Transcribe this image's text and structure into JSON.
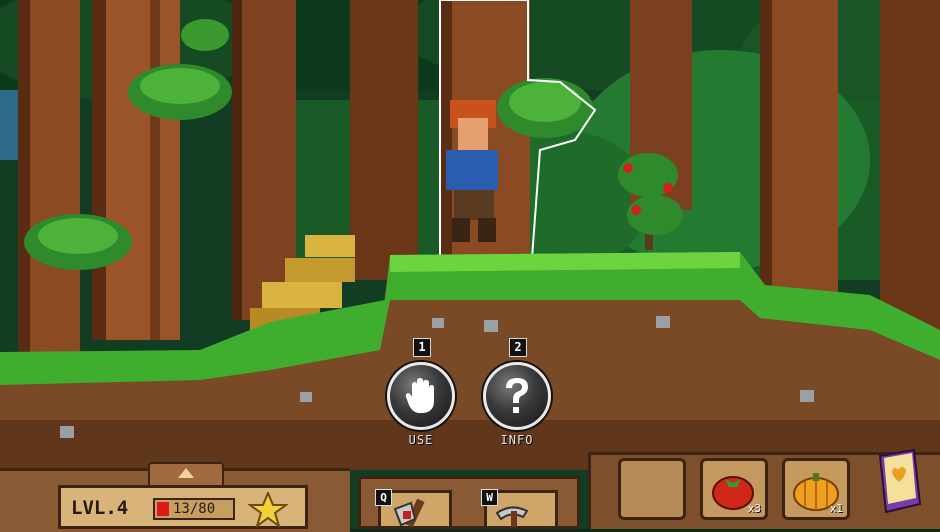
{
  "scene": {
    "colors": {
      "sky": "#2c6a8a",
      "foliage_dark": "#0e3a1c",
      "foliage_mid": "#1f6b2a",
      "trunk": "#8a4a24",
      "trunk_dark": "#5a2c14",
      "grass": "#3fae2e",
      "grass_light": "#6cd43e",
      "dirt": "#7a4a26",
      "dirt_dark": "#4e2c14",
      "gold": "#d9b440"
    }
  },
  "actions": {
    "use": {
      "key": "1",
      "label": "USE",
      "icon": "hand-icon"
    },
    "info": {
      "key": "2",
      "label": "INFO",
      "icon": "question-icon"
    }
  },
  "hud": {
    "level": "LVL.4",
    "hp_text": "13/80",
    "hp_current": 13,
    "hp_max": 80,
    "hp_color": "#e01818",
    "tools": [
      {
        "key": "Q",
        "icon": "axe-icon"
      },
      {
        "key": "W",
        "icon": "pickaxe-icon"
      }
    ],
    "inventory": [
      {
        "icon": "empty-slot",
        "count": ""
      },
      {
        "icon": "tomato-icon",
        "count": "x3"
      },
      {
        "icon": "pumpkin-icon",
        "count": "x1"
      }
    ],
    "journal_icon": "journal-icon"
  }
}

* * *

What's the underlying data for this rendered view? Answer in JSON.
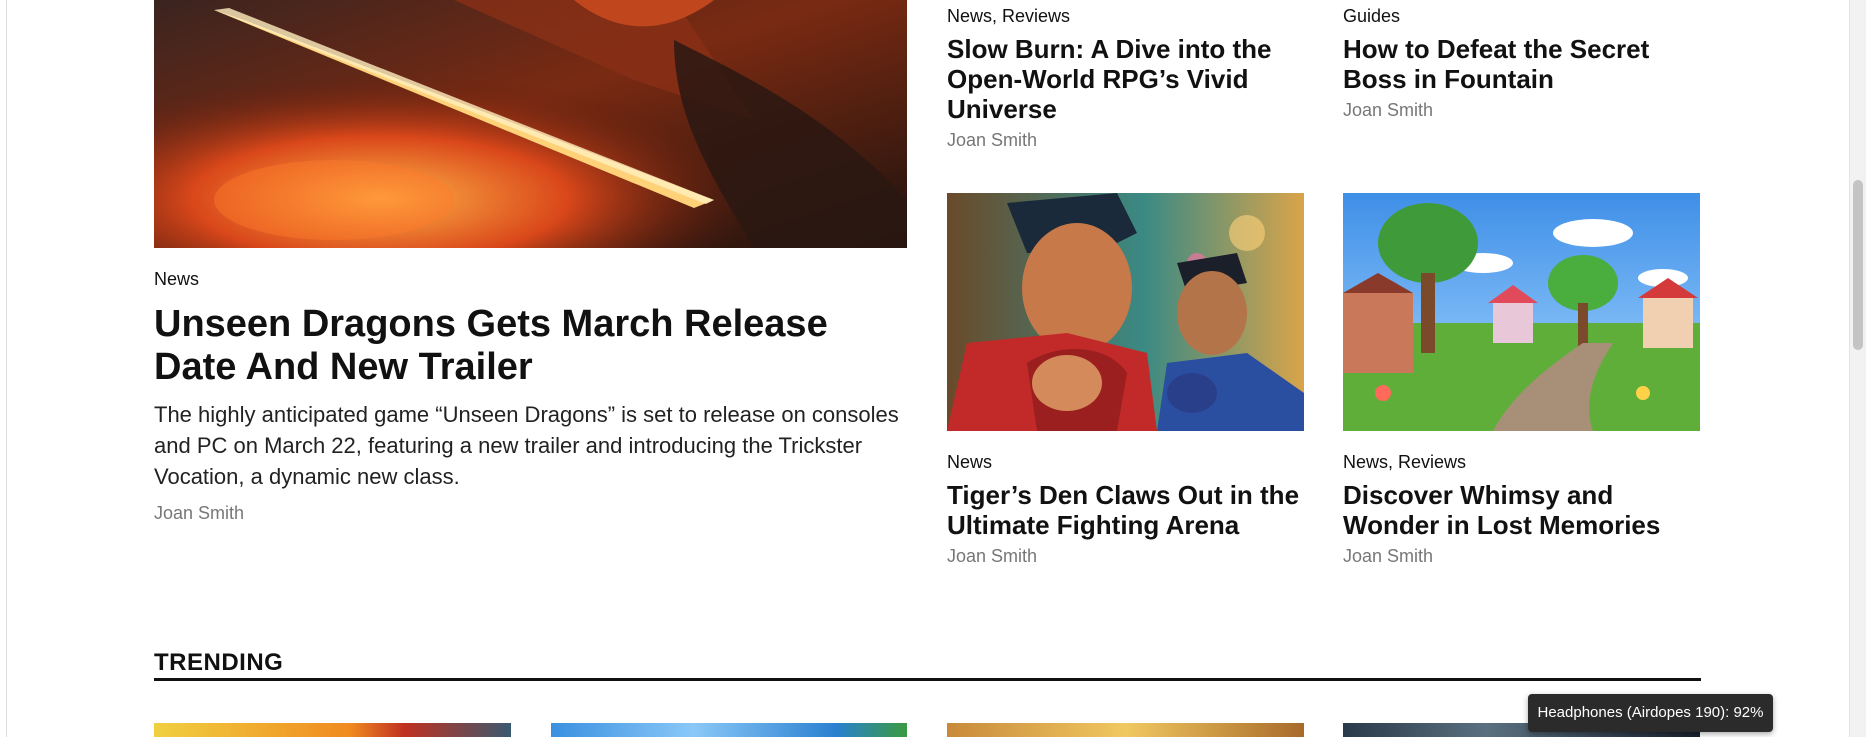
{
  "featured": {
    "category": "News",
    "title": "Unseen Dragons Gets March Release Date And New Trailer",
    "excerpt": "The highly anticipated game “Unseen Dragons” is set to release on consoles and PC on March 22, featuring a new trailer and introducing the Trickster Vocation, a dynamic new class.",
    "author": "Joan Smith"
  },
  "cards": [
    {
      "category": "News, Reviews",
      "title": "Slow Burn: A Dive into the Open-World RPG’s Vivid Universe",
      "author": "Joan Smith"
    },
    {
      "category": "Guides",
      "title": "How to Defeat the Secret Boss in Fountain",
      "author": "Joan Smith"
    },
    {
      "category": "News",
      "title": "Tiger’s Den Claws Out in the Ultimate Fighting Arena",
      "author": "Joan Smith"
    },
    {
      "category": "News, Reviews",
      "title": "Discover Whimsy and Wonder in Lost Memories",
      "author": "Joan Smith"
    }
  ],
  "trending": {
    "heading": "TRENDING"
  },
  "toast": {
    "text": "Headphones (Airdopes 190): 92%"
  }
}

...

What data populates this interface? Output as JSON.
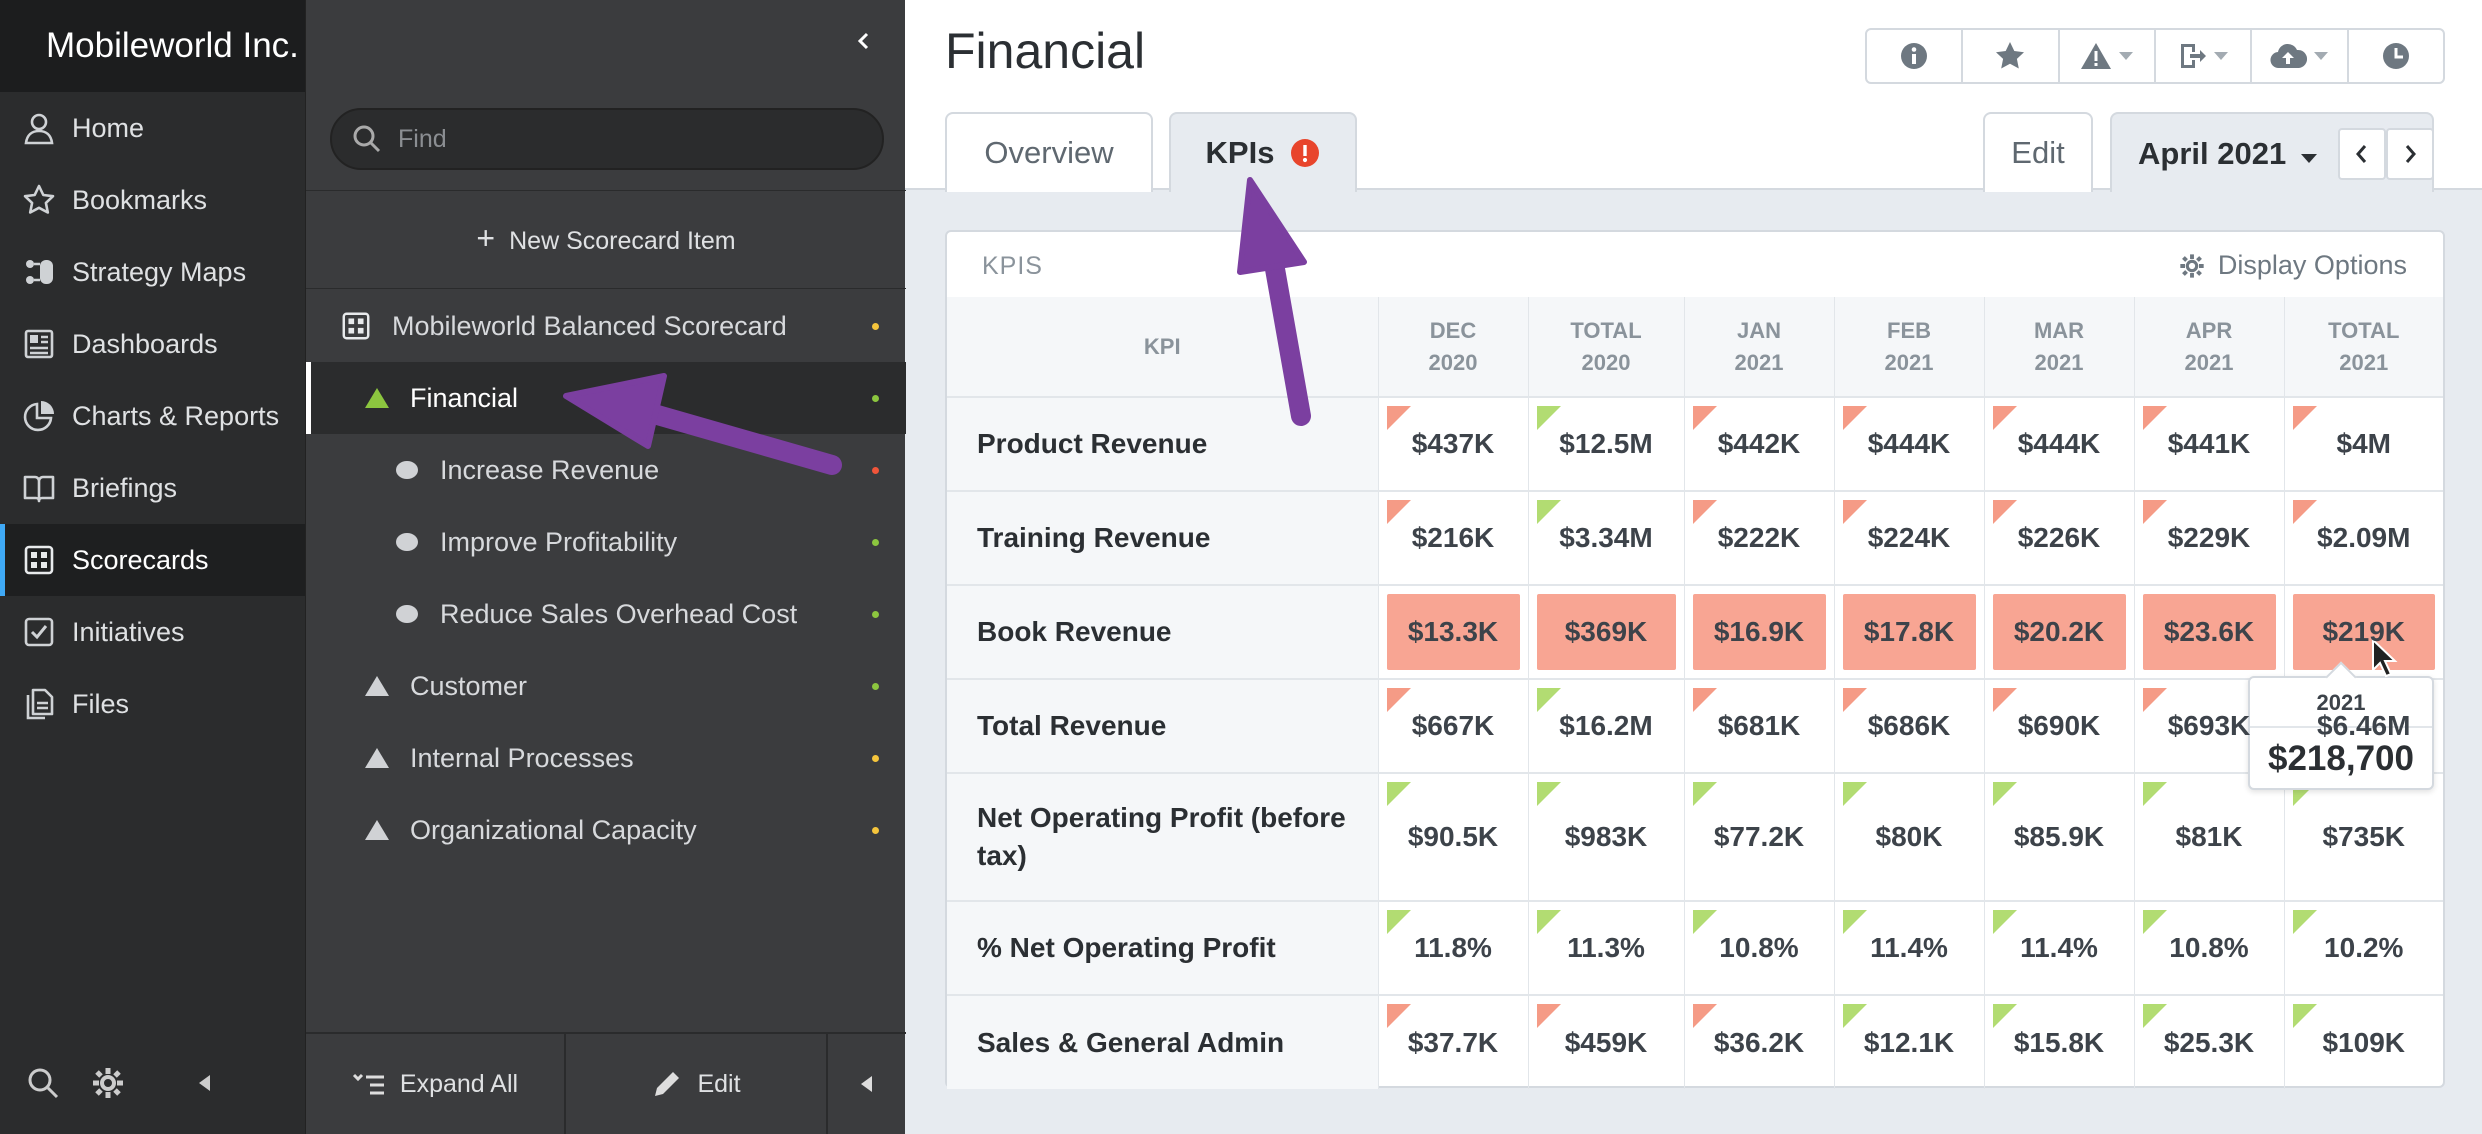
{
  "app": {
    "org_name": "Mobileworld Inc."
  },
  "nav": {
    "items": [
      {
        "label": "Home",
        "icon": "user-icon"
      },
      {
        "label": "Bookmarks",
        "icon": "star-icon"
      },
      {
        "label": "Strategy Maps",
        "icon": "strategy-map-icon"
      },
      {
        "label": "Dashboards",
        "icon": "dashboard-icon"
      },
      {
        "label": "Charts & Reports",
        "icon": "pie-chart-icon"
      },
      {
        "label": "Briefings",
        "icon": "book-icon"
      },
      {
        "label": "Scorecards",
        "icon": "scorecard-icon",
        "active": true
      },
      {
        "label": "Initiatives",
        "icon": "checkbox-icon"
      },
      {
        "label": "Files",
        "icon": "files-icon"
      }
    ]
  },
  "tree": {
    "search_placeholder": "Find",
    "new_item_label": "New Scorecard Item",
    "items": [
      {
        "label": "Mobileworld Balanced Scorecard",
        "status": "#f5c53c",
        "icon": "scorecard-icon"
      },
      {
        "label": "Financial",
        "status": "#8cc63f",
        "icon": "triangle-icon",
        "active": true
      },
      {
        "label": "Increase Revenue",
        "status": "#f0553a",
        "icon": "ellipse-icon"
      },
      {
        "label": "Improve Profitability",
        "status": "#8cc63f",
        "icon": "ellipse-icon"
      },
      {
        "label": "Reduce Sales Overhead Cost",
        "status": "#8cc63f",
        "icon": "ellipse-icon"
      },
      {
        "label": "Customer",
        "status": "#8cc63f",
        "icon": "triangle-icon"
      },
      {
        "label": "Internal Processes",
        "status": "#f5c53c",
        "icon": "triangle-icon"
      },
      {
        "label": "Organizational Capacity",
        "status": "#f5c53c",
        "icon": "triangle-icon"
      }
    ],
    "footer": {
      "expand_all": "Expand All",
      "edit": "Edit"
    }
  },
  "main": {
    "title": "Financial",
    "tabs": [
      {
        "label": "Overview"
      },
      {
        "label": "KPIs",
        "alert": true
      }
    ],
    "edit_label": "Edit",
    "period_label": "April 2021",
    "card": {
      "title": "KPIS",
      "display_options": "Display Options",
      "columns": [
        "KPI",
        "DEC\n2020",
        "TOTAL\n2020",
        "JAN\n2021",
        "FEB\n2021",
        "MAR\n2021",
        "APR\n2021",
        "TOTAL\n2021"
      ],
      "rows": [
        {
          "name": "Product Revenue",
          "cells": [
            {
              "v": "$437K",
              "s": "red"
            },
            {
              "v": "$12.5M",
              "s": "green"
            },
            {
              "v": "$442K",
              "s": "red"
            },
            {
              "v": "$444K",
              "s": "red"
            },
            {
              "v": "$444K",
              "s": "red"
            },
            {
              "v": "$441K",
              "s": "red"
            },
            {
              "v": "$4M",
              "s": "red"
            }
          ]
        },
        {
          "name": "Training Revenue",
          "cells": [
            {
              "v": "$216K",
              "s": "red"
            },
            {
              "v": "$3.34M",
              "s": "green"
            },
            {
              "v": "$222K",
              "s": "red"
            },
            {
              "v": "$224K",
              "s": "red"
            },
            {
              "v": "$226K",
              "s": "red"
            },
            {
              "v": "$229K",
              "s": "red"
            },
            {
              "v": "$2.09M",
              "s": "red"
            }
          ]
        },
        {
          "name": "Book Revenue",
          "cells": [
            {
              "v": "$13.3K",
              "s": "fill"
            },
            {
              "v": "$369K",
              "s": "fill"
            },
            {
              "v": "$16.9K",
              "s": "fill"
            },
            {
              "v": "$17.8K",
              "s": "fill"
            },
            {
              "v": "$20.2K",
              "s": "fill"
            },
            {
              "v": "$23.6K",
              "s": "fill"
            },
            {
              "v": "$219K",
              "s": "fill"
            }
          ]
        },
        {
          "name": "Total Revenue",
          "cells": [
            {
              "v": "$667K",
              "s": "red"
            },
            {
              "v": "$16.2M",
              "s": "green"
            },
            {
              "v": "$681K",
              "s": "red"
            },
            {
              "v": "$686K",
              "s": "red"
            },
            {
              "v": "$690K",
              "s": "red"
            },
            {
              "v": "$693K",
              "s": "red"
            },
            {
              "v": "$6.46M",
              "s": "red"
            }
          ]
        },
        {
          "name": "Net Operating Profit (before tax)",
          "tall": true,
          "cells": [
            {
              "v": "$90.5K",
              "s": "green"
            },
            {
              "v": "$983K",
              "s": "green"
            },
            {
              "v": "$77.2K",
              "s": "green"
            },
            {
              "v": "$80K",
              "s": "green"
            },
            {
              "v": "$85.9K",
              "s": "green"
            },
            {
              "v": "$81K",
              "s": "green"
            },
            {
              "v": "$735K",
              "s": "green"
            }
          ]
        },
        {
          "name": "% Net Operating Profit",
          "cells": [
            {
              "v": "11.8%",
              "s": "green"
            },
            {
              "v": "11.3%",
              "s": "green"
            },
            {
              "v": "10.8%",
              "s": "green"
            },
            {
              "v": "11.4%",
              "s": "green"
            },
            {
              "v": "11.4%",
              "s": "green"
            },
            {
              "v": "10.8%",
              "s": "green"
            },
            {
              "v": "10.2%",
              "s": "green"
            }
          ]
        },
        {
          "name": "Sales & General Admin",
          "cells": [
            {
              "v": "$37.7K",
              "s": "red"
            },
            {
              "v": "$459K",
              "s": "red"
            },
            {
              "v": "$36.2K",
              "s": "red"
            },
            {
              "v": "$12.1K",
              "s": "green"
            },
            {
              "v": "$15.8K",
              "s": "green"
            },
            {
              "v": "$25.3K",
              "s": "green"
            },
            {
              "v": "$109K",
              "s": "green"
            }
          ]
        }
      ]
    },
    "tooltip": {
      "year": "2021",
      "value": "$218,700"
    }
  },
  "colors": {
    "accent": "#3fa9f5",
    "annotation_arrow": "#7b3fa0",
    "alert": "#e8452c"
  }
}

- **What the task asks**:
Look over the listing. Pull out every line with the string "News" in it.

- **Solution to this task**:
    "category": "News",
      "category": "News, Reviews",
      "category": "News",
      "category": "News, Reviews",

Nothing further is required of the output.